─── Raw records

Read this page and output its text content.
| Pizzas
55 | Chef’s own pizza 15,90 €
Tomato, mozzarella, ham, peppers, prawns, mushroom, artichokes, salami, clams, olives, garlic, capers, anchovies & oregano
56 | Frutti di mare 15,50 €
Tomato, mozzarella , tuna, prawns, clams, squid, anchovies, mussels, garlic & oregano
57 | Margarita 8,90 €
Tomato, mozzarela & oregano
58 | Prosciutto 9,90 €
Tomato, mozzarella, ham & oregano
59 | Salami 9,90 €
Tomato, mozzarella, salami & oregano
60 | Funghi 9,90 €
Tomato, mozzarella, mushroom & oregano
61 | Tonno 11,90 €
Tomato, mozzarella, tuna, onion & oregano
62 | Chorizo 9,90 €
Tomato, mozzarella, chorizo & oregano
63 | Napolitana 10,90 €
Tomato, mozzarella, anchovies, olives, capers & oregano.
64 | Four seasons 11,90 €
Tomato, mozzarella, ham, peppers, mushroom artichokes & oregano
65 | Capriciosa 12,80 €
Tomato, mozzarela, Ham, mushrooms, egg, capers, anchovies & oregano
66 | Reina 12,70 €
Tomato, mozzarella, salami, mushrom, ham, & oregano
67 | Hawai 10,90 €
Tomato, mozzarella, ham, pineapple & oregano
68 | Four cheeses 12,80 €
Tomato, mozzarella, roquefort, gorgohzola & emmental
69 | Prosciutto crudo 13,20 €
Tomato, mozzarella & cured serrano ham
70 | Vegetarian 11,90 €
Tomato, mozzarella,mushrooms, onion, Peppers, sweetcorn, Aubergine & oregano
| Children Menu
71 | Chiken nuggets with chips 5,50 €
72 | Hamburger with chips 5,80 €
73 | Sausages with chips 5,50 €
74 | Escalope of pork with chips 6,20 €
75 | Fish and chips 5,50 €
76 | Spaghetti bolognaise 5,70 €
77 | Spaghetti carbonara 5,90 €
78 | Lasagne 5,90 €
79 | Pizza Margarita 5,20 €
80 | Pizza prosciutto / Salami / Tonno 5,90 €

──────

Extract, word for word, each line of the listing above.

Read this page and output its text content.
| Pizzas
55 | Chef’s own pizza 15,90 €
Tomato, mozzarella, ham, peppers, prawns, mushroom, artichokes, salami, clams, olives, garlic, capers, anchovies & oregano
56 | Frutti di mare 15,50 €
Tomato, mozzarella , tuna, prawns, clams, squid, anchovies, mussels, garlic & oregano
57 | Margarita 8,90 €
Tomato, mozzarela & oregano
58 | Prosciutto 9,90 €
Tomato, mozzarella, ham & oregano
59 | Salami 9,90 €
Tomato, mozzarella, salami & oregano
60 | Funghi 9,90 €
Tomato, mozzarella, mushroom & oregano
61 | Tonno 11,90 €
Tomato, mozzarella, tuna, onion & oregano
62 | Chorizo 9,90 €
Tomato, mozzarella, chorizo & oregano
63 | Napolitana 10,90 €
Tomato, mozzarella, anchovies, olives, capers & oregano.
64 | Four seasons 11,90 €
Tomato, mozzarella, ham, peppers, mushroom artichokes & oregano
65 | Capriciosa 12,80 €
Tomato, mozzarela, Ham, mushrooms, egg, capers, anchovies & oregano
66 | Reina 12,70 €
Tomato, mozzarella, salami, mushrom, ham, & oregano
67 | Hawai 10,90 €
Tomato, mozzarella, ham, pineapple & oregano
68 | Four cheeses 12,80 €
Tomato, mozzarella, roquefort, gorgohzola & emmental
69 | Prosciutto crudo 13,20 €
Tomato, mozzarella & cured serrano ham
70 | Vegetarian 11,90 €
Tomato, mozzarella,mushrooms, onion, Peppers, sweetcorn, Aubergine & oregano
| Children Menu
71 | Chiken nuggets with chips 5,50 €
72 | Hamburger with chips 5,80 €
73 | Sausages with chips 5,50 €
74 | Escalope of pork with chips 6,20 €
75 | Fish and chips 5,50 €
76 | Spaghetti bolognaise 5,70 €
77 | Spaghetti carbonara 5,90 €
78 | Lasagne 5,90 €
79 | Pizza Margarita 5,20 €
80 | Pizza prosciutto / Salami / Tonno 5,90 €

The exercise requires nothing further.